Written exercise = Read the lines below and count those that have the word "browser". Respond with the number only.

───── Task material

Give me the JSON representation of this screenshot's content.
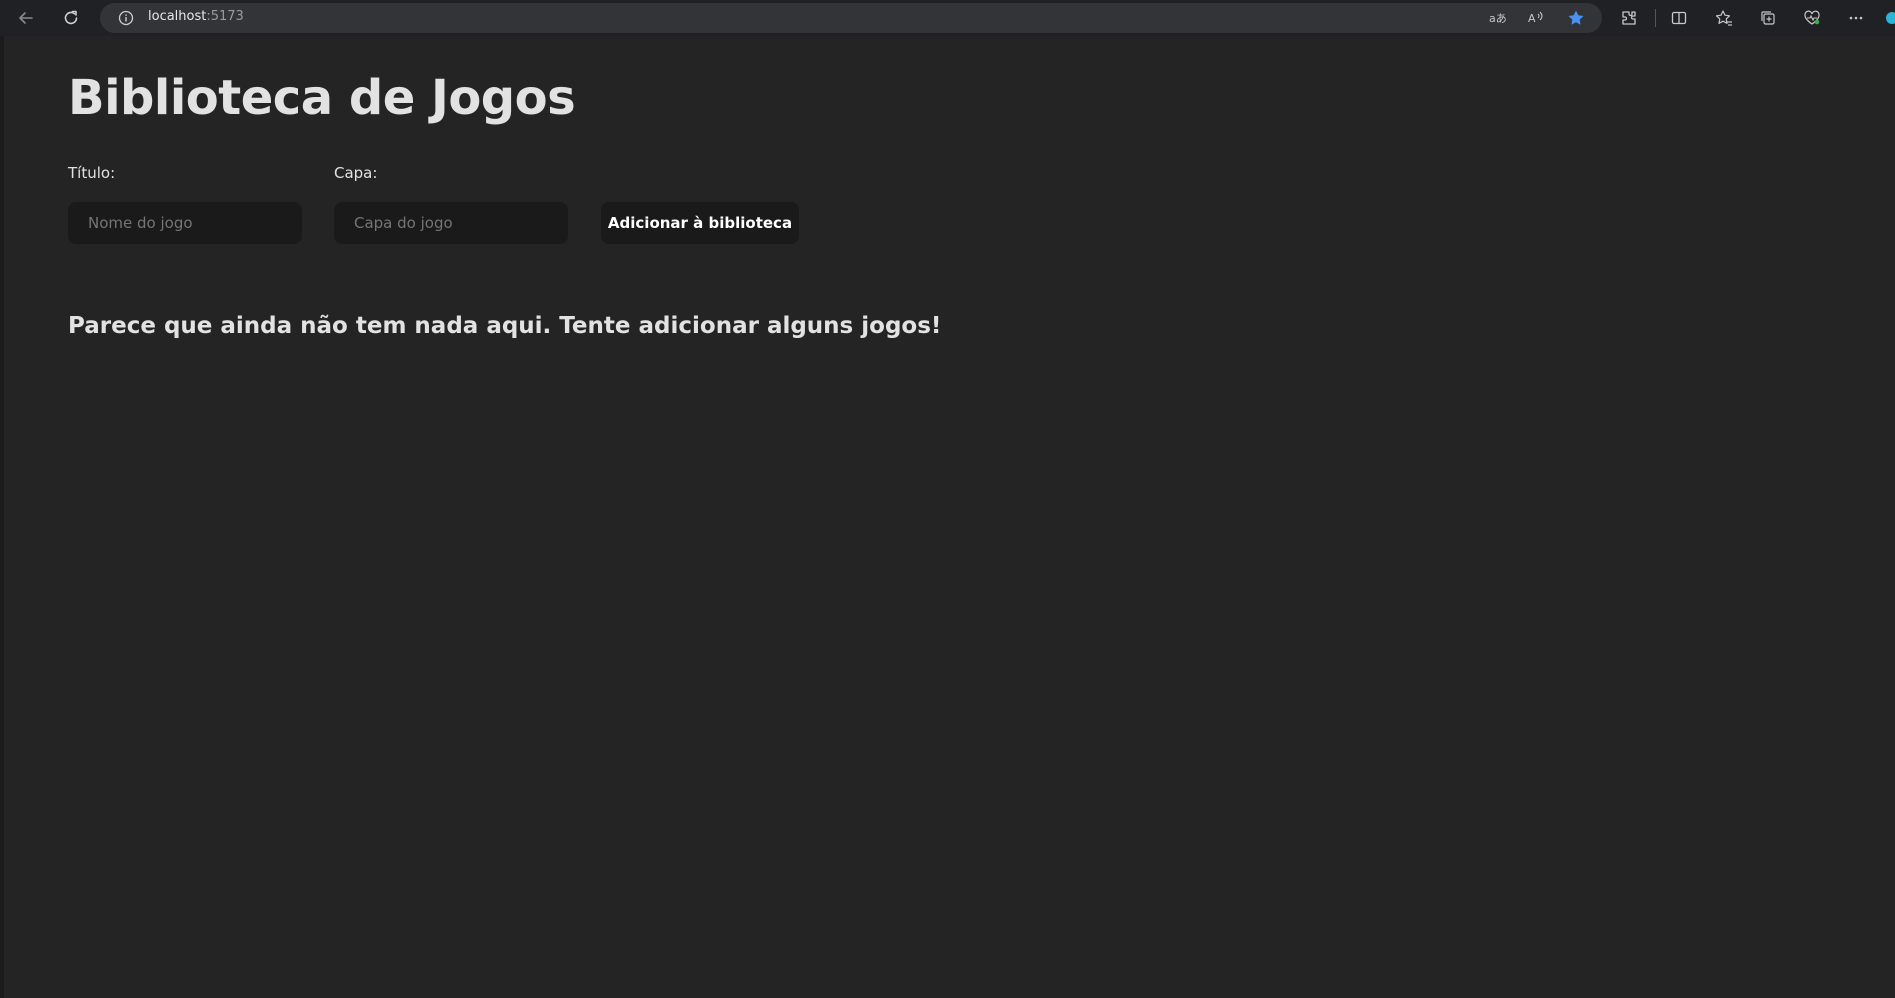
{
  "browser": {
    "url_host": "localhost",
    "url_port": ":5173",
    "icons": {
      "back": "back-arrow-icon",
      "reload": "reload-icon",
      "info": "info-icon",
      "translate": "translate-icon",
      "read_aloud": "read-aloud-icon",
      "favorite": "star-icon",
      "extensions": "extensions-icon",
      "split_screen": "split-screen-icon",
      "favorites": "favorites-icon",
      "collections": "collections-icon",
      "health": "browser-essentials-icon",
      "menu": "more-icon"
    },
    "favorite_color": "#4a90f0"
  },
  "app": {
    "title": "Biblioteca de Jogos",
    "form": {
      "title_label": "Título:",
      "title_placeholder": "Nome do jogo",
      "cover_label": "Capa:",
      "cover_placeholder": "Capa do jogo",
      "submit_label": "Adicionar à biblioteca"
    },
    "empty_message": "Parece que ainda não tem nada aqui. Tente adicionar alguns jogos!"
  },
  "colors": {
    "background": "#242424",
    "input_background": "#1a1a1a",
    "text": "#dedede"
  }
}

──────────

Correct result = 2